What to work on: What follows is a block of records; restate each one word for word.

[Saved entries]

----

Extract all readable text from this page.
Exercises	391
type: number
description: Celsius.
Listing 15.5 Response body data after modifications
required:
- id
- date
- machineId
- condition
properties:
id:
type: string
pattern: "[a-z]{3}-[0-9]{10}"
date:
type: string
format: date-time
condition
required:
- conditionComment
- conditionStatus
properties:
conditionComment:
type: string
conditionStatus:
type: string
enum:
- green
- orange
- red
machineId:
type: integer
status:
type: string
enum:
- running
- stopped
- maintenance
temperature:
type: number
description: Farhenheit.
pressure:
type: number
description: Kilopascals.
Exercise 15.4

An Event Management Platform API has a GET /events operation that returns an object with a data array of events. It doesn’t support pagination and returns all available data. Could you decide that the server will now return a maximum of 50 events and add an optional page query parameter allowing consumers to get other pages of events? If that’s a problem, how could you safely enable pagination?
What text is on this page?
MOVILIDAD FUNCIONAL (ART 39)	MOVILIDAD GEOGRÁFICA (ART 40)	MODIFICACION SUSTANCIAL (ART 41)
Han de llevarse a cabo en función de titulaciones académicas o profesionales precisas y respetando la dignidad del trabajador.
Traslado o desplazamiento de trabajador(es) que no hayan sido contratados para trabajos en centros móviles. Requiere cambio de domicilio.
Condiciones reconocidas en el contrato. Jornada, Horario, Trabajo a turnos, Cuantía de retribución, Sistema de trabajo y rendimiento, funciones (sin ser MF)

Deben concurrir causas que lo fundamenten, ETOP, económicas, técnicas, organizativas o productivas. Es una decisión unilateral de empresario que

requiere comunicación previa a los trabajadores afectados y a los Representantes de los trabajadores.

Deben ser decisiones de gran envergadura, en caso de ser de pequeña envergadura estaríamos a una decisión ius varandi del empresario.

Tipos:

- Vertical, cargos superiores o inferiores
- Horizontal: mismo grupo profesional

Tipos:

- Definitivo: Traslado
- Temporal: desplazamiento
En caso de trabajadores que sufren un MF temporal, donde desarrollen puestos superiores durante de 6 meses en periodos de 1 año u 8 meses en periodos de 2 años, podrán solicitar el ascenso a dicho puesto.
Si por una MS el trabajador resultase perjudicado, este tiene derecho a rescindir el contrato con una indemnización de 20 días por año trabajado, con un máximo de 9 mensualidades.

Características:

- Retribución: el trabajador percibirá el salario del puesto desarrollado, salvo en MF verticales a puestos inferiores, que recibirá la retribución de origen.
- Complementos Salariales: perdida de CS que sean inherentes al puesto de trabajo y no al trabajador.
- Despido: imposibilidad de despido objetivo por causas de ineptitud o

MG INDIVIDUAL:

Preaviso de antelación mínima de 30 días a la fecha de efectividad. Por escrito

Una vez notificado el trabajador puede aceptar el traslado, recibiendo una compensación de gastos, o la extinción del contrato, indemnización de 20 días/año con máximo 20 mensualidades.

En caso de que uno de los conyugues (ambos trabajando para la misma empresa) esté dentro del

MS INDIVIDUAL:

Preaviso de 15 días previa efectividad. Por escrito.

----

Exercise response:
Extract all readable text from this page.
Exercises	391
type: number
description: Celsius.
Listing 15.5 Response body data after modifications
required:
- id
- date
- machineId
- condition
properties:
id:
type: string
pattern: "[a-z]{3}-[0-9]{10}"
date:
type: string
format: date-time
condition
required:
- conditionComment
- conditionStatus
properties:
conditionComment:
type: string
conditionStatus:
type: string
enum:
- green
- orange
- red
machineId:
type: integer
status:
type: string
enum:
- running
- stopped
- maintenance
temperature:
type: number
description: Farhenheit.
pressure:
type: number
description: Kilopascals.
Exercise 15.4

An Event Management Platform API has a GET /events operation that returns an object with a data array of events. It doesn’t support pagination and returns all available data. Could you decide that the server will now return a maximum of 50 events and add an optional page query parameter allowing consumers to get other pages of events? If that’s a problem, how could you safely enable pagination?
What text is on this page?
MOVILIDAD FUNCIONAL (ART 39)	MOVILIDAD GEOGRÁFICA (ART 40)	MODIFICACION SUSTANCIAL (ART 41)
Han de llevarse a cabo en función de titulaciones académicas o profesionales precisas y respetando la dignidad del trabajador.
Traslado o desplazamiento de trabajador(es) que no hayan sido contratados para trabajos en centros móviles. Requiere cambio de domicilio.
Condiciones reconocidas en el contrato. Jornada, Horario, Trabajo a turnos, Cuantía de retribución, Sistema de trabajo y rendimiento, funciones (sin ser MF)

Deben concurrir causas que lo fundamenten, ETOP, económicas, técnicas, organizativas o productivas. Es una decisión unilateral de empresario que

requiere comunicación previa a los trabajadores afectados y a los Representantes de los trabajadores.

Deben ser decisiones de gran envergadura, en caso de ser de pequeña envergadura estaríamos a una decisión ius varandi del empresario.

Tipos:

- Vertical, cargos superiores o inferiores
- Horizontal: mismo grupo profesional

Tipos:

- Definitivo: Traslado
- Temporal: desplazamiento
En caso de trabajadores que sufren un MF temporal, donde desarrollen puestos superiores durante de 6 meses en periodos de 1 año u 8 meses en periodos de 2 años, podrán solicitar el ascenso a dicho puesto.
Si por una MS el trabajador resultase perjudicado, este tiene derecho a rescindir el contrato con una indemnización de 20 días por año trabajado, con un máximo de 9 mensualidades.

Características:

- Retribución: el trabajador percibirá el salario del puesto desarrollado, salvo en MF verticales a puestos inferiores, que recibirá la retribución de origen.
- Complementos Salariales: perdida de CS que sean inherentes al puesto de trabajo y no al trabajador.
- Despido: imposibilidad de despido objetivo por causas de ineptitud o

MG INDIVIDUAL:

Preaviso de antelación mínima de 30 días a la fecha de efectividad. Por escrito

Una vez notificado el trabajador puede aceptar el traslado, recibiendo una compensación de gastos, o la extinción del contrato, indemnización de 20 días/año con máximo 20 mensualidades.

En caso de que uno de los conyugues (ambos trabajando para la misma empresa) esté dentro del

MS INDIVIDUAL:

Preaviso de 15 días previa efectividad. Por escrito.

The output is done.